**Document text:**

------------------------

Pack It Up
Just days after unveiling a demo of a ChatGPT clone called Alpaca, Stanford researchers have taken their AI offline, citing concerns over costs, and more importantly, safety, The Register reports.
“The original goal of releasing a demo was to disseminate our research in an accessible way,” a spokesperson for Stanford’s Human-Centered Artificial Intelligence institute told The Register in a statement. “We feel that we have mostly achieved this goal, and given the hosting costs and the inadequacies of our content filters, we decided to bring down the demo.”
Bad Trips
Clearly, some of the decision was motivated by practical concerns. Reportedly built on just a $600 budget by fine-tuning Meta’s existing LLaMa 7B large language model (LLM), Alpaca’s main appeal was to demonstrate how cheap it can now be to rival the capabilities of tech by OpenAI and Google. Its upkeep proved more expensive, however.
But Alpaca also might have been too good of an imitation, aping its inspiration’s less than desirable trait: a propensity for spewing misinformation, a misfiring of LLMs which the AI industry likes to describe as a “hallucination.”
This came as no surprise to the researchers, though, who acknowledged the shortcoming in their announcement of Alpaca’s release, stating that “hallucination in particular seems to be a common failure mode for Alpaca, even compared to [GPT-3.5].”

------------------------

**Tasks to carry out:**
- A) According to the article on Stanford's Alpaca demo, why did the researchers take the demo offline? Answer in one to three sentences.
- B) Answer these questions from the Alpaca article, one answer per line:
(i) Which existing model was fine-tuned to build Alpaca?
(ii) On what budget was Alpaca reportedly built?
(iii) What did the researchers call a common failure mode for Alpaca?
- C) Write a continuation of the article on Stanford's Alpaca demo, starting after its final sentence.
None of the rows is needed.

**Dataset content:**
------------------------

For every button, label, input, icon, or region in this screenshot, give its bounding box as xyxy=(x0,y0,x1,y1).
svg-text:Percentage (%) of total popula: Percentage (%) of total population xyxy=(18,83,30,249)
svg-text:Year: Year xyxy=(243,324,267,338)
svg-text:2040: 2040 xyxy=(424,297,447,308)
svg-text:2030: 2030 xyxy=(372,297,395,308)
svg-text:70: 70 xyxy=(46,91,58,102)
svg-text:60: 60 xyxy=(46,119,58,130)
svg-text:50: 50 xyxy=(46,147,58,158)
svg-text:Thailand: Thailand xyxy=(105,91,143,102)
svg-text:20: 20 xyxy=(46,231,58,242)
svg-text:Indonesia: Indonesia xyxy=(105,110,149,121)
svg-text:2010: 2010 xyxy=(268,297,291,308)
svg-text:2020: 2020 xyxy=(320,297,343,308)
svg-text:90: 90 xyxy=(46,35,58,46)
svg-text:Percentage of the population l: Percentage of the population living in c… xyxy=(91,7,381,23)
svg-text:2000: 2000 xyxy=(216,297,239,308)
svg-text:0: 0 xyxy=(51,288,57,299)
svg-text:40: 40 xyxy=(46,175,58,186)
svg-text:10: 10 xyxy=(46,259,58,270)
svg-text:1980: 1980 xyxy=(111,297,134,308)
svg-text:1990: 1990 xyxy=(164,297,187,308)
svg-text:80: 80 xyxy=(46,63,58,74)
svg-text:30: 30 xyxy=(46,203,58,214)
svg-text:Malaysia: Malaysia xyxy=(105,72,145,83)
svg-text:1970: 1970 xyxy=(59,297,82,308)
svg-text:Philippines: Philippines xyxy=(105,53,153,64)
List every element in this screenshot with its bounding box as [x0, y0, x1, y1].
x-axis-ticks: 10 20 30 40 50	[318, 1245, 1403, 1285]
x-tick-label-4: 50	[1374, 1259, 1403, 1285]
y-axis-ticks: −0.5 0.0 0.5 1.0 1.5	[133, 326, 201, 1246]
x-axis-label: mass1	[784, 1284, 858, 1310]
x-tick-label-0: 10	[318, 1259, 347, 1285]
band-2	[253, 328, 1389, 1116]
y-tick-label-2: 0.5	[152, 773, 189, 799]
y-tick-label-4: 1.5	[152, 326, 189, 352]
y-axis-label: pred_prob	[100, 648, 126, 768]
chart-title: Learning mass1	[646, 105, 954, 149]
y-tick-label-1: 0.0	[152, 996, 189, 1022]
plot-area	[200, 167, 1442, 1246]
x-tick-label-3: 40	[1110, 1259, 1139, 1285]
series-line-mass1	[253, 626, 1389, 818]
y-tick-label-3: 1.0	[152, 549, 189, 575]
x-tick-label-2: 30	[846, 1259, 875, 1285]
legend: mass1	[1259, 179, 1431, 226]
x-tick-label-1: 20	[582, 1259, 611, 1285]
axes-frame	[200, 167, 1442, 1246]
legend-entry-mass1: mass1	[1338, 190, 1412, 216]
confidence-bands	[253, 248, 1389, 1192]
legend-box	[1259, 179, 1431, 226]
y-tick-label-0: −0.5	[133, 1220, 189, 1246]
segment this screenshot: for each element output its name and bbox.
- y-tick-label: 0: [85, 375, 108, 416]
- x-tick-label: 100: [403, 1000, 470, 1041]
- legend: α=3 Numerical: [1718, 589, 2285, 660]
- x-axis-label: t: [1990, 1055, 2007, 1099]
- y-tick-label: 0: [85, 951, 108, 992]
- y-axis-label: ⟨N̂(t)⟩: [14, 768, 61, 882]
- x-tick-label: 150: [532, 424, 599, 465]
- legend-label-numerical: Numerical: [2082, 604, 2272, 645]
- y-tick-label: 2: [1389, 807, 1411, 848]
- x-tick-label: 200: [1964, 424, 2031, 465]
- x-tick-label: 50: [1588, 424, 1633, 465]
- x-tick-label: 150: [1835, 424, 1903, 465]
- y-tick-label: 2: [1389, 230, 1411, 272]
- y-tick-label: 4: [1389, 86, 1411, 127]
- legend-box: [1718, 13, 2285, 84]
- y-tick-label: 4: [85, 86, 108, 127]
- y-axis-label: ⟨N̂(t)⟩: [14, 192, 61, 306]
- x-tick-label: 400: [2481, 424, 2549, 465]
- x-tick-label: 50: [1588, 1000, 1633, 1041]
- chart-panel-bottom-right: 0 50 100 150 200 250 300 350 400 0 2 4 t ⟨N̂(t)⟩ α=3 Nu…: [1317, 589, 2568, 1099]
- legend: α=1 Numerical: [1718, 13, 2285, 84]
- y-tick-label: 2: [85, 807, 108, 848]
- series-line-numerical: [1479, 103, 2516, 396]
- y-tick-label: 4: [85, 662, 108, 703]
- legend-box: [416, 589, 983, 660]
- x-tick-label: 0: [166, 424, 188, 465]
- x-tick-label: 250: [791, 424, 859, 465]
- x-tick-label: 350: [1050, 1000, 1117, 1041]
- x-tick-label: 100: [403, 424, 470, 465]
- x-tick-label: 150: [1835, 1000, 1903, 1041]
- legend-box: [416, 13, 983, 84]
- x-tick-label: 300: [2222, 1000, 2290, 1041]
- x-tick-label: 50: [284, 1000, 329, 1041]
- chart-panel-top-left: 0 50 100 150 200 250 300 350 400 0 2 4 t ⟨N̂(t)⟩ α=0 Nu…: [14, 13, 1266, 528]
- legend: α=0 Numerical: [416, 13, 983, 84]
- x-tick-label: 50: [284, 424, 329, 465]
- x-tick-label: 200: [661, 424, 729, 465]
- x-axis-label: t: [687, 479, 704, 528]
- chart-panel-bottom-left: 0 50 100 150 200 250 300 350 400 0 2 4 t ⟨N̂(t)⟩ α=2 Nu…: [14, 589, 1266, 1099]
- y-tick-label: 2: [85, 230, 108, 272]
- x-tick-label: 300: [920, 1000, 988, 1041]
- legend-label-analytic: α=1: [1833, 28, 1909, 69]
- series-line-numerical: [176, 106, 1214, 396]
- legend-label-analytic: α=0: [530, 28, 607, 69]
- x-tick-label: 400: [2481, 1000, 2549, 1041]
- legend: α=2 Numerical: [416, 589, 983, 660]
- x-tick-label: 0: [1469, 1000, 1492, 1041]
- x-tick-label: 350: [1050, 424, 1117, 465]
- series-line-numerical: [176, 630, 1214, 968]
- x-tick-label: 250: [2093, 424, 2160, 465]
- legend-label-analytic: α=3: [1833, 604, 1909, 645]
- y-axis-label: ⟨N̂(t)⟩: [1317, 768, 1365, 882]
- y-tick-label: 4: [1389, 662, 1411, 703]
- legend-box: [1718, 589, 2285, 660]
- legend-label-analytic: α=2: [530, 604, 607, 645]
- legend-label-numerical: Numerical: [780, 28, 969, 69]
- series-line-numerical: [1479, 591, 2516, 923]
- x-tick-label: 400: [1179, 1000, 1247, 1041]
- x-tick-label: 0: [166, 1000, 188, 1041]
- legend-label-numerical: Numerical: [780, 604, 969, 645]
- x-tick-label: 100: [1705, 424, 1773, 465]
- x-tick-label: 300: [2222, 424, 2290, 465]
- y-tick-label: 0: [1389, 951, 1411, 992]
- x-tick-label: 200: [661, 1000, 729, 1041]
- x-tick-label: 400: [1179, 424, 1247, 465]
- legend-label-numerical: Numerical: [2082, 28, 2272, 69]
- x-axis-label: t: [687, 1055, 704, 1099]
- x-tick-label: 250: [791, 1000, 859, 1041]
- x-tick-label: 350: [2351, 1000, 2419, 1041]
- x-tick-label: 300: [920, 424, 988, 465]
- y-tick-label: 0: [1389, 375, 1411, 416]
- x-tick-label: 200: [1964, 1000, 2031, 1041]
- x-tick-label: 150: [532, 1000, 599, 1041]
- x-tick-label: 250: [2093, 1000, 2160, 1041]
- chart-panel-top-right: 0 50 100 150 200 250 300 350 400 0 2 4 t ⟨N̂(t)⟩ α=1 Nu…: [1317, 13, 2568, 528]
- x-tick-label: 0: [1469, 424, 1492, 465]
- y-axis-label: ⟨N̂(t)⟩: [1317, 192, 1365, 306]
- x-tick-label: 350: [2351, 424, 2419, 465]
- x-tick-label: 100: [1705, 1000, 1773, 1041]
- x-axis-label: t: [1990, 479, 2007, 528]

------------------------

**Numbered responses:**
- A) The researchers felt they had mostly achieved their goal of sharing their research in an accessible way. Given the hosting costs and the inadequacies of their content filters, they decided to bring the demo down.

- B)
(i) Meta's LLaMa 7B large language model
(ii) $600
(iii) Hallucination

- C)
Among its obvious failures: getting the capital of Tanzania wrong, and churning out convincingly written misinformation — without resistance — on why the number 42 is the optimal seed for training AIs.
Budget King
While the researchers didn’t provide all the specifics of how Alpaca might’ve further gone off the rails and taken a few liberties with the truth once it was open to the public, based on ChatGPT’s own failures, it’s not hard to imagine what it might have looked like, or the degree to which it was an endemic issue.
Still, for those that wish to build on the Stanford researcher’s findings, Alpaca’s code is still available on GitHub. Flawed as it may have been, it’s still a triumph of low-budget AI engineering, for better or worse.
“We encourage users to help us identify new kinds of failures by flagging them in the web demo,” the researchers wrote in the release. “Overall, we hope that the release of Alpaca can facilitate further research into instruction-following models and their alignment with human values.”